**Source records**

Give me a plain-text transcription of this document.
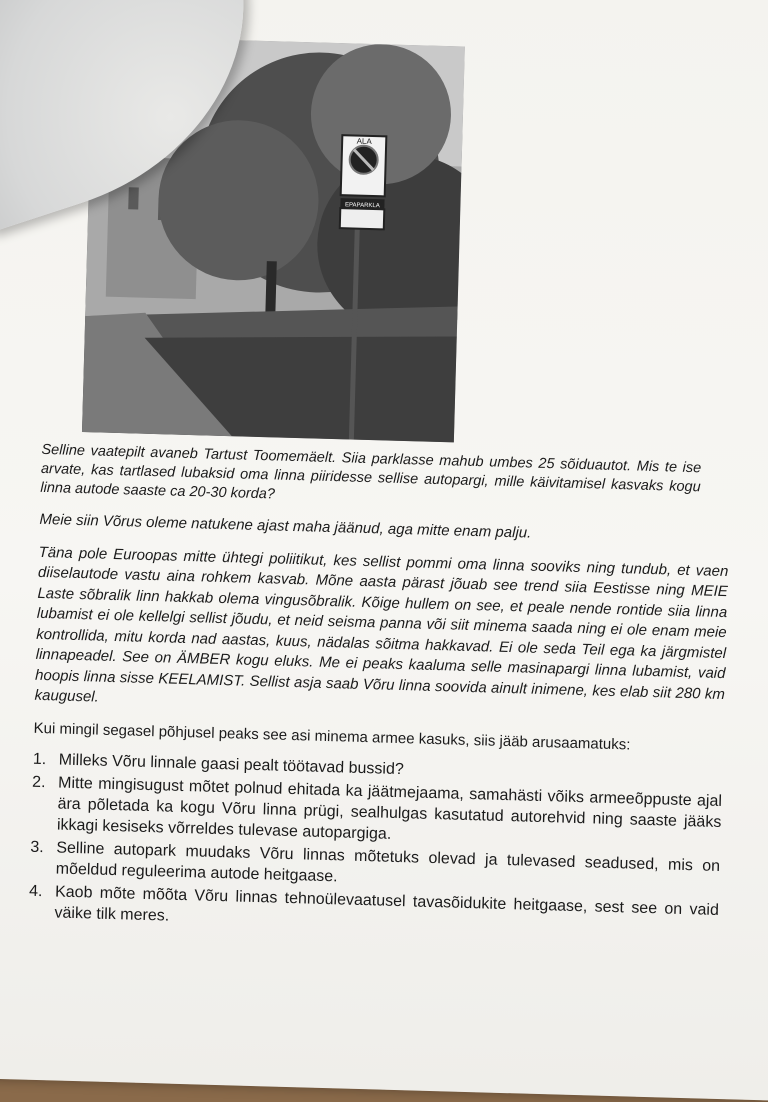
ALA
EPAPARKLA
Selline vaatepilt avaneb Tartust Toomemäelt. Siia parklasse mahub umbes 25 sõiduautot. Mis te ise arvate, kas tartlased lubaksid oma linna piiridesse sellise autopargi, mille käivitamisel kasvaks kogu linna autode saaste ca 20-30 korda?
Meie siin Võrus oleme natukene ajast maha jäänud, aga mitte enam palju.
Täna pole Euroopas mitte ühtegi poliitikut, kes sellist pommi oma linna sooviks ning tundub, et vaen diiselautode vastu aina rohkem kasvab. Mõne aasta pärast jõuab see trend siia Eestisse ning MEIE Laste sõbralik linn hakkab olema vingusõbralik. Kõige hullem on see, et peale nende rontide siia linna lubamist ei ole kellelgi sellist jõudu, et neid seisma panna või siit minema saada ning ei ole enam meie kontrollida, mitu korda nad aastas, kuus, nädalas sõitma hakkavad. Ei ole seda Teil ega ka järgmistel linnapeadel. See on ÄMBER kogu eluks. Me ei peaks kaaluma selle masinapargi linna lubamist, vaid hoopis linna sisse KEELAMIST. Sellist asja saab Võru linna soovida ainult inimene, kes elab siit 280 km kaugusel.
Kui mingil segasel põhjusel peaks see asi minema armee kasuks, siis jääb arusaamatuks:
1. Milleks Võru linnale gaasi pealt töötavad bussid?
2. Mitte mingisugust mõtet polnud ehitada ka jäätmejaama, samahästi võiks armeeõppuste ajal ära põletada ka kogu Võru linna prügi, sealhulgas kasutatud autorehvid ning saaste jääks ikkagi kesiseks võrreldes tulevase autopargiga.
3. Selline autopark muudaks Võru linnas mõtetuks olevad ja tulevased seadused, mis on mõeldud reguleerima autode heitgaase.
4. Kaob mõte mõõta Võru linnas tehnoülevaatusel tavasõidukite heitgaase, sest see on vaid väike tilk meres.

**Problem details**
Report all lines of the data above that include the string "heitgaase".

**Answer to the exercise**
3. Selline autopark muudaks Võru linnas mõtetuks olevad ja tulevased seadused, mis on mõeldud reguleerima autode heitgaase.
4. Kaob mõte mõõta Võru linnas tehnoülevaatusel tavasõidukite heitgaase, sest see on vaid väike tilk meres.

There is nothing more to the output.